>> BEGIN Supplied data

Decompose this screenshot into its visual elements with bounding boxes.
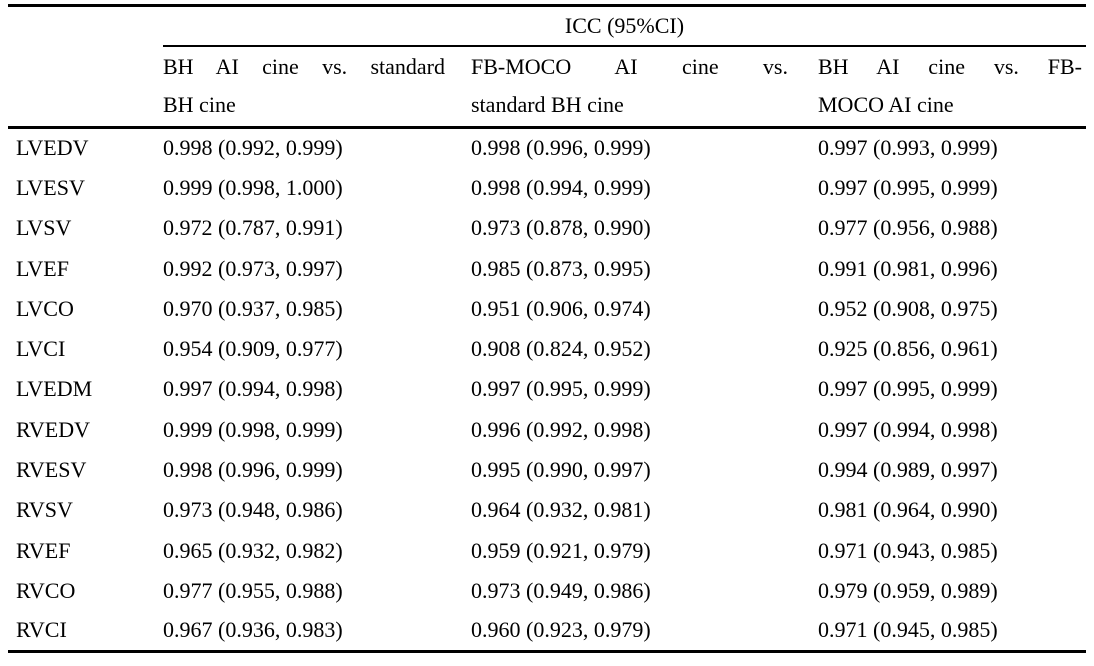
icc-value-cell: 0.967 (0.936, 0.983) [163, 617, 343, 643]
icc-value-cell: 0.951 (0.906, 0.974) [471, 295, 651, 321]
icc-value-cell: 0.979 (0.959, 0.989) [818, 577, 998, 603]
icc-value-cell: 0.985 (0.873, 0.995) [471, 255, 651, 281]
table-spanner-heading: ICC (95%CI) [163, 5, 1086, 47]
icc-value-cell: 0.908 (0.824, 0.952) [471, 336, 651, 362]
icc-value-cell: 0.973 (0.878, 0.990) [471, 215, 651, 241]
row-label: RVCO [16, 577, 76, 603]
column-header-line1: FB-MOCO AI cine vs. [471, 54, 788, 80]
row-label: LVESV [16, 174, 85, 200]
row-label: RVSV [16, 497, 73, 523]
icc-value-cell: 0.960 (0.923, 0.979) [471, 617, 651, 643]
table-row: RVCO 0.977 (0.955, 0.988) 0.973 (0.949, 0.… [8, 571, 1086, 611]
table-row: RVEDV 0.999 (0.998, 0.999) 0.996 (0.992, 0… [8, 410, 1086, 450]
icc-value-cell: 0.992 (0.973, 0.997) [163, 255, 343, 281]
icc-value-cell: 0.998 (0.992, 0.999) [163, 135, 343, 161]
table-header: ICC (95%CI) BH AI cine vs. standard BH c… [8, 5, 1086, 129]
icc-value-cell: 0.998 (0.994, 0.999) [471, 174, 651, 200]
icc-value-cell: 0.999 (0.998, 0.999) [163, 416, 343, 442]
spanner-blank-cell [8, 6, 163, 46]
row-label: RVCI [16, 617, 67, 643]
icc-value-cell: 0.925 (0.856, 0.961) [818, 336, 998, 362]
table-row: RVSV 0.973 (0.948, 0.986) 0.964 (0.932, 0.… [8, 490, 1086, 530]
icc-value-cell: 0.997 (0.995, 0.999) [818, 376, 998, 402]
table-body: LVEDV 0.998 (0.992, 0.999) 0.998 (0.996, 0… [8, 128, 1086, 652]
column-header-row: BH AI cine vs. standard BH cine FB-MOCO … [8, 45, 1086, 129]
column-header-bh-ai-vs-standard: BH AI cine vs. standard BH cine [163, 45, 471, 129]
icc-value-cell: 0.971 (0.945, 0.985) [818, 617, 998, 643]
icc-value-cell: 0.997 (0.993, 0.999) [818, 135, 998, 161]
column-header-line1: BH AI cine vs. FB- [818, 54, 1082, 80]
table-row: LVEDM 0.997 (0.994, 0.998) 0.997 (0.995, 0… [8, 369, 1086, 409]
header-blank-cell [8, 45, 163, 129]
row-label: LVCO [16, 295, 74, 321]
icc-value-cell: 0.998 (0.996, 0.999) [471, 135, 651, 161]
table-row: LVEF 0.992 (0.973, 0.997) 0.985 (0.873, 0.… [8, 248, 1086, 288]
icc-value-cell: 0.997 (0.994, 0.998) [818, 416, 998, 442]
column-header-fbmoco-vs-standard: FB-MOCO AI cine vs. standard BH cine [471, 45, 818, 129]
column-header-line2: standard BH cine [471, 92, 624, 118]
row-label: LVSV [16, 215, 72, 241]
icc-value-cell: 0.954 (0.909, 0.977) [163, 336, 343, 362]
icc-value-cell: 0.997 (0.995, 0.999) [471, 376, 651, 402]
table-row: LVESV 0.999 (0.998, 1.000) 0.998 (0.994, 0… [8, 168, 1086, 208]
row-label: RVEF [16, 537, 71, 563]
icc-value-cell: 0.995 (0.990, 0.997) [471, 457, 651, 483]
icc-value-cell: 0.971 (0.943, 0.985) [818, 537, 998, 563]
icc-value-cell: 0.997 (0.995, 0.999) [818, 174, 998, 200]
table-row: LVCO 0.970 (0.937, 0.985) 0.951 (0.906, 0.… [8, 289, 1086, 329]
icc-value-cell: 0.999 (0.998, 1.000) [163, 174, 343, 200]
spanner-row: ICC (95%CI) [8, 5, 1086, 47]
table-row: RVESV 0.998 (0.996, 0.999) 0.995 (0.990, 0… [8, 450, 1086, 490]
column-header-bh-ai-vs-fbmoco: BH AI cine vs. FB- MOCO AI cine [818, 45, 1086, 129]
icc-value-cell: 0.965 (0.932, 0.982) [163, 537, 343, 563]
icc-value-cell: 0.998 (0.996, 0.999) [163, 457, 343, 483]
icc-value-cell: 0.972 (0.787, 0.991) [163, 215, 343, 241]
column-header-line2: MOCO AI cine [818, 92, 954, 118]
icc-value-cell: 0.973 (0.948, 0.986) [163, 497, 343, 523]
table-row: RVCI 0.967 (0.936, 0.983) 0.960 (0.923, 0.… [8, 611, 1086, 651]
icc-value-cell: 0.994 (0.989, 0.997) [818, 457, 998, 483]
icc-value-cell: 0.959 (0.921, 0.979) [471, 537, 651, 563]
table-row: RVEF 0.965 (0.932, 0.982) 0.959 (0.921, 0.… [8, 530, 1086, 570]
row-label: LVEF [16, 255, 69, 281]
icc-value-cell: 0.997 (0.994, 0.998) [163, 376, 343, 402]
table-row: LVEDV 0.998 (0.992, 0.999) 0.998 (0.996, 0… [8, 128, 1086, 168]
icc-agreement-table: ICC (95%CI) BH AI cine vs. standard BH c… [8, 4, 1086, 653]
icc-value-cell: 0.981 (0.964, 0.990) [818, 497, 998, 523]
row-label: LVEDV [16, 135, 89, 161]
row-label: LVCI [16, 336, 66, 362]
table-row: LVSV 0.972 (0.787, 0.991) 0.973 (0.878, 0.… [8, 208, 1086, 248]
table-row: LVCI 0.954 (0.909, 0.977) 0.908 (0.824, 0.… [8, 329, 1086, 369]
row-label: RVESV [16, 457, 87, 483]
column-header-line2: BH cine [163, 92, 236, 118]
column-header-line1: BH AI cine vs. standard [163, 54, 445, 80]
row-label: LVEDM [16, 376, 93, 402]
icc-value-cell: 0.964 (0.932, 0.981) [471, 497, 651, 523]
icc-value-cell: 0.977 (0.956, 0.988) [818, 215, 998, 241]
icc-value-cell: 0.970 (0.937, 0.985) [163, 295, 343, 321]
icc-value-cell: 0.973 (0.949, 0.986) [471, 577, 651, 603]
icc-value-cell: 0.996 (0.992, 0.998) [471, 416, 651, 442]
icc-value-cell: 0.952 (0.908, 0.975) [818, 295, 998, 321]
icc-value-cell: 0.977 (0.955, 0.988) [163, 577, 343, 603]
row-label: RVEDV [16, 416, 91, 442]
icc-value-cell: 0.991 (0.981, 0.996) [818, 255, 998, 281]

>> END Supplied data
>> BEGIN Supplied data

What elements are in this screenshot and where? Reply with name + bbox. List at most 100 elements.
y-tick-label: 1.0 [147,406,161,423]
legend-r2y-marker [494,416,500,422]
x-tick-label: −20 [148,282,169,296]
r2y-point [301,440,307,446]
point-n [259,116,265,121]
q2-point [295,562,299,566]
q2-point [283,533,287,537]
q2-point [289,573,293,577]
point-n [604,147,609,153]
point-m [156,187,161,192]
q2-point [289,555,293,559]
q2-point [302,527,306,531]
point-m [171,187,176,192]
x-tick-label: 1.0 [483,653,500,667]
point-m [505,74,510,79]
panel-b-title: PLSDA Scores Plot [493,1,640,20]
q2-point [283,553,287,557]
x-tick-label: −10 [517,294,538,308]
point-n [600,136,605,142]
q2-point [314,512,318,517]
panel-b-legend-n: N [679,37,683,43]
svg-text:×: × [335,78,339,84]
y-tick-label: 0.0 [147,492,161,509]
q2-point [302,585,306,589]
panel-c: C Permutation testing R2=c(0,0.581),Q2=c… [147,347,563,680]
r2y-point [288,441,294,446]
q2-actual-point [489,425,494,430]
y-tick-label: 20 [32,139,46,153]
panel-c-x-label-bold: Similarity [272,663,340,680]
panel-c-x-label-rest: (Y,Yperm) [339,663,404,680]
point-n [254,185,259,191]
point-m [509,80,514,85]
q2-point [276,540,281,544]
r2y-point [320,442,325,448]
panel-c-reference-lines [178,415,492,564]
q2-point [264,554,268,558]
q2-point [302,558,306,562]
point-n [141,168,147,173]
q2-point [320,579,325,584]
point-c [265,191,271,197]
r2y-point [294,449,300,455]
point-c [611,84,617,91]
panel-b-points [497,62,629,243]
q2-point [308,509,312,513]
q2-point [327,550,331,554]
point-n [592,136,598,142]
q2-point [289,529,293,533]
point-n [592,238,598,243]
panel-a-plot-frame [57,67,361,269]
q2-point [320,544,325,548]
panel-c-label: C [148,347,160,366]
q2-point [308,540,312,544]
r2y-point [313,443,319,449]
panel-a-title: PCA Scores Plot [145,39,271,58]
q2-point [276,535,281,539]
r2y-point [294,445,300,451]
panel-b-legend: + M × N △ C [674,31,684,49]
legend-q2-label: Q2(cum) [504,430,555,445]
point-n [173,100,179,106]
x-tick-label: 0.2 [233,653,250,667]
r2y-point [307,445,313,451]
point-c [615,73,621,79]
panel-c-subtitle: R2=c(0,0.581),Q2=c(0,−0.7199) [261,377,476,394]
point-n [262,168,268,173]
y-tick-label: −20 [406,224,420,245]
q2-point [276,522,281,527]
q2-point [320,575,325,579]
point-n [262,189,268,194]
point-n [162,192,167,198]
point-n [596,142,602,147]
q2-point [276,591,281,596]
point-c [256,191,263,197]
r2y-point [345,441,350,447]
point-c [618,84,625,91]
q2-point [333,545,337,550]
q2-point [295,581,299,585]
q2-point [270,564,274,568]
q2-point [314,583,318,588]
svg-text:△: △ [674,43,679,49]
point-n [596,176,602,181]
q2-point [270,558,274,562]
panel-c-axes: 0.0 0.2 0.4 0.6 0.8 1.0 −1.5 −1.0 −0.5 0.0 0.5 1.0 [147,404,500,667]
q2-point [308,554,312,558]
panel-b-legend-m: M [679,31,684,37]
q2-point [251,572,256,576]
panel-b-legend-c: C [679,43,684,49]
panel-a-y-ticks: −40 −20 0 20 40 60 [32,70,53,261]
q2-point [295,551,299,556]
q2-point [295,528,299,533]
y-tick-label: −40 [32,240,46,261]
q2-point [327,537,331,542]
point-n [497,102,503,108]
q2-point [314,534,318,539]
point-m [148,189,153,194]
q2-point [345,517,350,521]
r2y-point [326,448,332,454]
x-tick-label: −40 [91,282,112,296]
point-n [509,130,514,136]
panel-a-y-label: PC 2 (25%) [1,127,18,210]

>> END Supplied data
>> BEGIN Supplied data

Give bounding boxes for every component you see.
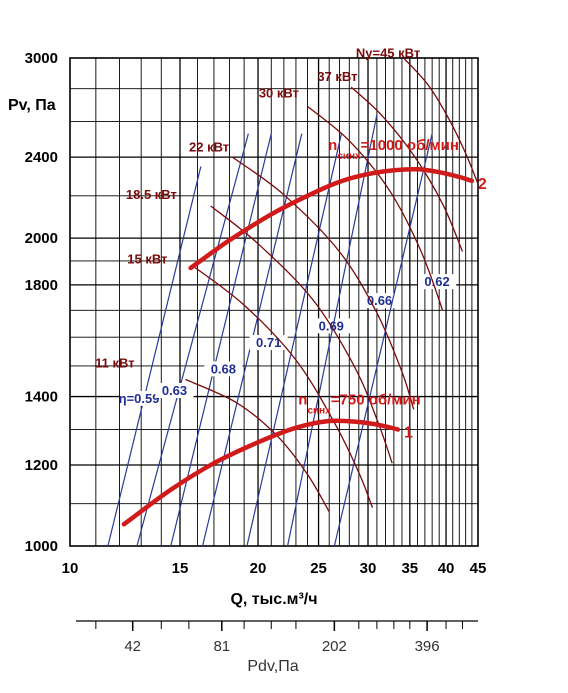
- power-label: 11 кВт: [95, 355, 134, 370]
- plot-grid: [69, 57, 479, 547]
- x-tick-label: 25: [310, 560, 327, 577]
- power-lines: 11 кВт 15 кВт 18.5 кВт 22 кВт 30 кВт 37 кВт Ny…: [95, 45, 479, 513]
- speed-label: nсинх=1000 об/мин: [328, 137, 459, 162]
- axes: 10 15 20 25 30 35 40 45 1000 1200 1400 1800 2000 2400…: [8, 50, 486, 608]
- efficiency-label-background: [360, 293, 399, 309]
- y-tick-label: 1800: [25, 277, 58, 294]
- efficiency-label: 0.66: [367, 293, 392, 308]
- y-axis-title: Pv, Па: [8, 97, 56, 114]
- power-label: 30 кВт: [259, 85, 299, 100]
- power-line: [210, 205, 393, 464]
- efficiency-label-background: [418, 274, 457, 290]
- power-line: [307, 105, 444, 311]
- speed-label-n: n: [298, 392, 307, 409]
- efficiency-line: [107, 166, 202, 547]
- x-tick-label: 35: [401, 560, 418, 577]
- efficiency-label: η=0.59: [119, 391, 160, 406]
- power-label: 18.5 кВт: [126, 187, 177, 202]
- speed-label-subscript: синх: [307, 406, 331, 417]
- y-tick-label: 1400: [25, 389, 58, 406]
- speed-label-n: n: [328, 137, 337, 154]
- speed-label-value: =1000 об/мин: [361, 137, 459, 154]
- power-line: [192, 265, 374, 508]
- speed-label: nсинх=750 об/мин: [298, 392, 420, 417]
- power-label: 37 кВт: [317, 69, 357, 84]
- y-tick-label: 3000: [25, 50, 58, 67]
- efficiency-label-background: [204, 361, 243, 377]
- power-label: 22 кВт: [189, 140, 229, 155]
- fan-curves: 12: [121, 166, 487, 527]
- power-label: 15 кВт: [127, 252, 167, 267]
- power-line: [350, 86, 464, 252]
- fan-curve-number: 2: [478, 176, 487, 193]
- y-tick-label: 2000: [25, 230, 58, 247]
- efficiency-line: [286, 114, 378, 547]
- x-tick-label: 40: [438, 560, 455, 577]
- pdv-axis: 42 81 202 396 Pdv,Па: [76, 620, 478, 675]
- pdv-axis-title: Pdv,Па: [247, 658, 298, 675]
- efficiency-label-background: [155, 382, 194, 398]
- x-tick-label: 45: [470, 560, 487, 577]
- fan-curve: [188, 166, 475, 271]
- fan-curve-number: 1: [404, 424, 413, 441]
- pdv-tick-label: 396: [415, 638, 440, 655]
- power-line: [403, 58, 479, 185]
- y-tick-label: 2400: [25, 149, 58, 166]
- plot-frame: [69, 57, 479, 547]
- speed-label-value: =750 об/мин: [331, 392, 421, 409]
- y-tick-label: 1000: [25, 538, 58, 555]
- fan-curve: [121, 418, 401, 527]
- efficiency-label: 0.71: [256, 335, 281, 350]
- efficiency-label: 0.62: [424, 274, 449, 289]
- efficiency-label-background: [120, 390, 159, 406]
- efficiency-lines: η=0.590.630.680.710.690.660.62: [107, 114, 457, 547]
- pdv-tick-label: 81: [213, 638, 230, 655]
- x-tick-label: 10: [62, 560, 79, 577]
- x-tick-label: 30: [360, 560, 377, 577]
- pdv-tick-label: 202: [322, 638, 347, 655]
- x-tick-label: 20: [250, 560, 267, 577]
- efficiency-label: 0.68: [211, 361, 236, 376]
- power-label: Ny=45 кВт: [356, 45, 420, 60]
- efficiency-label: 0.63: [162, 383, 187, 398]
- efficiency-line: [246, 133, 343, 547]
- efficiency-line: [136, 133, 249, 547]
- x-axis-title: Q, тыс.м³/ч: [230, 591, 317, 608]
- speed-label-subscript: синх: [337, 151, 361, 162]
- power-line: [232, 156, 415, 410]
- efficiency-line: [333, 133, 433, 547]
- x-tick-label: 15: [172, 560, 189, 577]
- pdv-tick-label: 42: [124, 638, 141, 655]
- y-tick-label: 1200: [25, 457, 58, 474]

>> END Supplied data

Task
Please return, unchanged, the lines from the one with "What elements are" up to and including the one with "point-n [600,136,605,142]".

Written reply
What elements are in this screenshot and where? Reply with name + bbox. List at most 100 elements.
y-tick-label: 1.0 [147,406,161,423]
legend-r2y-marker [494,416,500,422]
x-tick-label: −20 [148,282,169,296]
r2y-point [301,440,307,446]
point-n [259,116,265,121]
q2-point [295,562,299,566]
q2-point [283,533,287,537]
q2-point [289,573,293,577]
point-n [604,147,609,153]
point-m [156,187,161,192]
q2-point [289,555,293,559]
q2-point [302,527,306,531]
point-m [171,187,176,192]
x-tick-label: 1.0 [483,653,500,667]
point-m [505,74,510,79]
panel-b-title: PLSDA Scores Plot [493,1,640,20]
q2-point [283,553,287,557]
x-tick-label: −10 [517,294,538,308]
point-n [600,136,605,142]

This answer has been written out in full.